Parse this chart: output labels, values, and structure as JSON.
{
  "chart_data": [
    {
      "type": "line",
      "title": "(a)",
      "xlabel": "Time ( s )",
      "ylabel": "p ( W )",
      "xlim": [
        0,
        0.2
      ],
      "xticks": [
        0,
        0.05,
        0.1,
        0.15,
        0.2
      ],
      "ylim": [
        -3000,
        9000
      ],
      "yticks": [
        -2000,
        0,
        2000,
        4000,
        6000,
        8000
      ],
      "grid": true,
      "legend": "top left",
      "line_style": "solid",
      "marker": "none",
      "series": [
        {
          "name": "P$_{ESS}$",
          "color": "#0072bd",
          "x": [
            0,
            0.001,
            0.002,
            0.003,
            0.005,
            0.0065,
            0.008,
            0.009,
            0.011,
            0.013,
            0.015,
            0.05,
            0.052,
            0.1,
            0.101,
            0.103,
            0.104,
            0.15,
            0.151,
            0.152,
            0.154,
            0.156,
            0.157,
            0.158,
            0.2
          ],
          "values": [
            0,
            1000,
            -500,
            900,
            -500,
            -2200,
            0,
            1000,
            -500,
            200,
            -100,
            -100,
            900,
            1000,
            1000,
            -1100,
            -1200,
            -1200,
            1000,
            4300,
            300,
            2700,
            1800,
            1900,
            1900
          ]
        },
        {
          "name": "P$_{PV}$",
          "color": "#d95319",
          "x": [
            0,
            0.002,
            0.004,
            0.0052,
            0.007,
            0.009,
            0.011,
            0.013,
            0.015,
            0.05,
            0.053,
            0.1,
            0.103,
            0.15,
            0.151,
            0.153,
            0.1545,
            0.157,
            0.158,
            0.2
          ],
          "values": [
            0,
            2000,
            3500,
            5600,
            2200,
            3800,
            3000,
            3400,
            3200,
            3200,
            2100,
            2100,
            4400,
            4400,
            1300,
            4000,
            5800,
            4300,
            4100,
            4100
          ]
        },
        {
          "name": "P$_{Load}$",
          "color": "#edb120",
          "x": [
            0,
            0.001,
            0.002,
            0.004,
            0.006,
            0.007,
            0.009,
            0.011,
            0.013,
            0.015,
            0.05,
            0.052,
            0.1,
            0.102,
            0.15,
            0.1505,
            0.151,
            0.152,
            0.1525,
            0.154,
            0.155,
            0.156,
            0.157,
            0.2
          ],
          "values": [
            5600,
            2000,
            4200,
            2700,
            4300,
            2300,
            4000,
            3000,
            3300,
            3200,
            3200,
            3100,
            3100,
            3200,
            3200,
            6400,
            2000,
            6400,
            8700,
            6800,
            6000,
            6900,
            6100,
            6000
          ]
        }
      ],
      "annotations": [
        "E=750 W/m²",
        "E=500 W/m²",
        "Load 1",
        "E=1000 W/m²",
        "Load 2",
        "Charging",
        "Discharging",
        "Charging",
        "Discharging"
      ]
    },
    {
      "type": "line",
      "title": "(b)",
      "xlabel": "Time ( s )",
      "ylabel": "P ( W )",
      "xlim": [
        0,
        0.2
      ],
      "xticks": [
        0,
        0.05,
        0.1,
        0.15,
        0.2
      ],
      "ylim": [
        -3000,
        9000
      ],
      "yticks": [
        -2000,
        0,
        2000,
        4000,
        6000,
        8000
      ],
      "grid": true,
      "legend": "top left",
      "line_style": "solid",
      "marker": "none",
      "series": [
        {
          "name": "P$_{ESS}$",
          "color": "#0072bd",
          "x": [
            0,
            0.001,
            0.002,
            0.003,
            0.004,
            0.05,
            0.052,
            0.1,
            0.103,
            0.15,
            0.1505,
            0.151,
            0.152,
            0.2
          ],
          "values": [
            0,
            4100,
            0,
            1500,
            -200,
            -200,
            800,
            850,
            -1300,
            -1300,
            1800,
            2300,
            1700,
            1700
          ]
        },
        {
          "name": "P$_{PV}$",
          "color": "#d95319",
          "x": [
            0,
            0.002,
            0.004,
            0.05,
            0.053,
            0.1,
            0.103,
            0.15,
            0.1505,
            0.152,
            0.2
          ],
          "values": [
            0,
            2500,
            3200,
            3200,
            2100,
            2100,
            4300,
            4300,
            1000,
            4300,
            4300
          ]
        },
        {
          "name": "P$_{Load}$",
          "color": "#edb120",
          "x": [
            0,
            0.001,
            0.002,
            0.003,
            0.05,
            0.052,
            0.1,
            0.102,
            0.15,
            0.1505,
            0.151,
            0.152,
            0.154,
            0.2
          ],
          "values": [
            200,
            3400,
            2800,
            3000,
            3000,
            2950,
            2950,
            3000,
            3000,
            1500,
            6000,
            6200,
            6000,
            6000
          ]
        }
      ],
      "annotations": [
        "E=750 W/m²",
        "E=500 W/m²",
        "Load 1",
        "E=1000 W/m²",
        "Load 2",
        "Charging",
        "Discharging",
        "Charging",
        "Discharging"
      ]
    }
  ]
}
+ + + +
__INSTRUCTION__: Give the data again, exactly as it stands.

__THE RESPONSE__:
Parse this chart: output labels, values, and structure as JSON.
{
  "chart_data": [
    {
      "type": "line",
      "title": "(a)",
      "xlabel": "Time ( s )",
      "ylabel": "p ( W )",
      "xlim": [
        0,
        0.2
      ],
      "xticks": [
        0,
        0.05,
        0.1,
        0.15,
        0.2
      ],
      "ylim": [
        -3000,
        9000
      ],
      "yticks": [
        -2000,
        0,
        2000,
        4000,
        6000,
        8000
      ],
      "grid": true,
      "legend": "top left",
      "line_style": "solid",
      "marker": "none",
      "series": [
        {
          "name": "P$_{ESS}$",
          "color": "#0072bd",
          "x": [
            0,
            0.001,
            0.002,
            0.003,
            0.005,
            0.0065,
            0.008,
            0.009,
            0.011,
            0.013,
            0.015,
            0.05,
            0.052,
            0.1,
            0.101,
            0.103,
            0.104,
            0.15,
            0.151,
            0.152,
            0.154,
            0.156,
            0.157,
            0.158,
            0.2
          ],
          "values": [
            0,
            1000,
            -500,
            900,
            -500,
            -2200,
            0,
            1000,
            -500,
            200,
            -100,
            -100,
            900,
            1000,
            1000,
            -1100,
            -1200,
            -1200,
            1000,
            4300,
            300,
            2700,
            1800,
            1900,
            1900
          ]
        },
        {
          "name": "P$_{PV}$",
          "color": "#d95319",
          "x": [
            0,
            0.002,
            0.004,
            0.0052,
            0.007,
            0.009,
            0.011,
            0.013,
            0.015,
            0.05,
            0.053,
            0.1,
            0.103,
            0.15,
            0.151,
            0.153,
            0.1545,
            0.157,
            0.158,
            0.2
          ],
          "values": [
            0,
            2000,
            3500,
            5600,
            2200,
            3800,
            3000,
            3400,
            3200,
            3200,
            2100,
            2100,
            4400,
            4400,
            1300,
            4000,
            5800,
            4300,
            4100,
            4100
          ]
        },
        {
          "name": "P$_{Load}$",
          "color": "#edb120",
          "x": [
            0,
            0.001,
            0.002,
            0.004,
            0.006,
            0.007,
            0.009,
            0.011,
            0.013,
            0.015,
            0.05,
            0.052,
            0.1,
            0.102,
            0.15,
            0.1505,
            0.151,
            0.152,
            0.1525,
            0.154,
            0.155,
            0.156,
            0.157,
            0.2
          ],
          "values": [
            5600,
            2000,
            4200,
            2700,
            4300,
            2300,
            4000,
            3000,
            3300,
            3200,
            3200,
            3100,
            3100,
            3200,
            3200,
            6400,
            2000,
            6400,
            8700,
            6800,
            6000,
            6900,
            6100,
            6000
          ]
        }
      ],
      "annotations": [
        "E=750 W/m²",
        "E=500 W/m²",
        "Load 1",
        "E=1000 W/m²",
        "Load 2",
        "Charging",
        "Discharging",
        "Charging",
        "Discharging"
      ]
    },
    {
      "type": "line",
      "title": "(b)",
      "xlabel": "Time ( s )",
      "ylabel": "P ( W )",
      "xlim": [
        0,
        0.2
      ],
      "xticks": [
        0,
        0.05,
        0.1,
        0.15,
        0.2
      ],
      "ylim": [
        -3000,
        9000
      ],
      "yticks": [
        -2000,
        0,
        2000,
        4000,
        6000,
        8000
      ],
      "grid": true,
      "legend": "top left",
      "line_style": "solid",
      "marker": "none",
      "series": [
        {
          "name": "P$_{ESS}$",
          "color": "#0072bd",
          "x": [
            0,
            0.001,
            0.002,
            0.003,
            0.004,
            0.05,
            0.052,
            0.1,
            0.103,
            0.15,
            0.1505,
            0.151,
            0.152,
            0.2
          ],
          "values": [
            0,
            4100,
            0,
            1500,
            -200,
            -200,
            800,
            850,
            -1300,
            -1300,
            1800,
            2300,
            1700,
            1700
          ]
        },
        {
          "name": "P$_{PV}$",
          "color": "#d95319",
          "x": [
            0,
            0.002,
            0.004,
            0.05,
            0.053,
            0.1,
            0.103,
            0.15,
            0.1505,
            0.152,
            0.2
          ],
          "values": [
            0,
            2500,
            3200,
            3200,
            2100,
            2100,
            4300,
            4300,
            1000,
            4300,
            4300
          ]
        },
        {
          "name": "P$_{Load}$",
          "color": "#edb120",
          "x": [
            0,
            0.001,
            0.002,
            0.003,
            0.05,
            0.052,
            0.1,
            0.102,
            0.15,
            0.1505,
            0.151,
            0.152,
            0.154,
            0.2
          ],
          "values": [
            200,
            3400,
            2800,
            3000,
            3000,
            2950,
            2950,
            3000,
            3000,
            1500,
            6000,
            6200,
            6000,
            6000
          ]
        }
      ],
      "annotations": [
        "E=750 W/m²",
        "E=500 W/m²",
        "Load 1",
        "E=1000 W/m²",
        "Load 2",
        "Charging",
        "Discharging",
        "Charging",
        "Discharging"
      ]
    }
  ]
}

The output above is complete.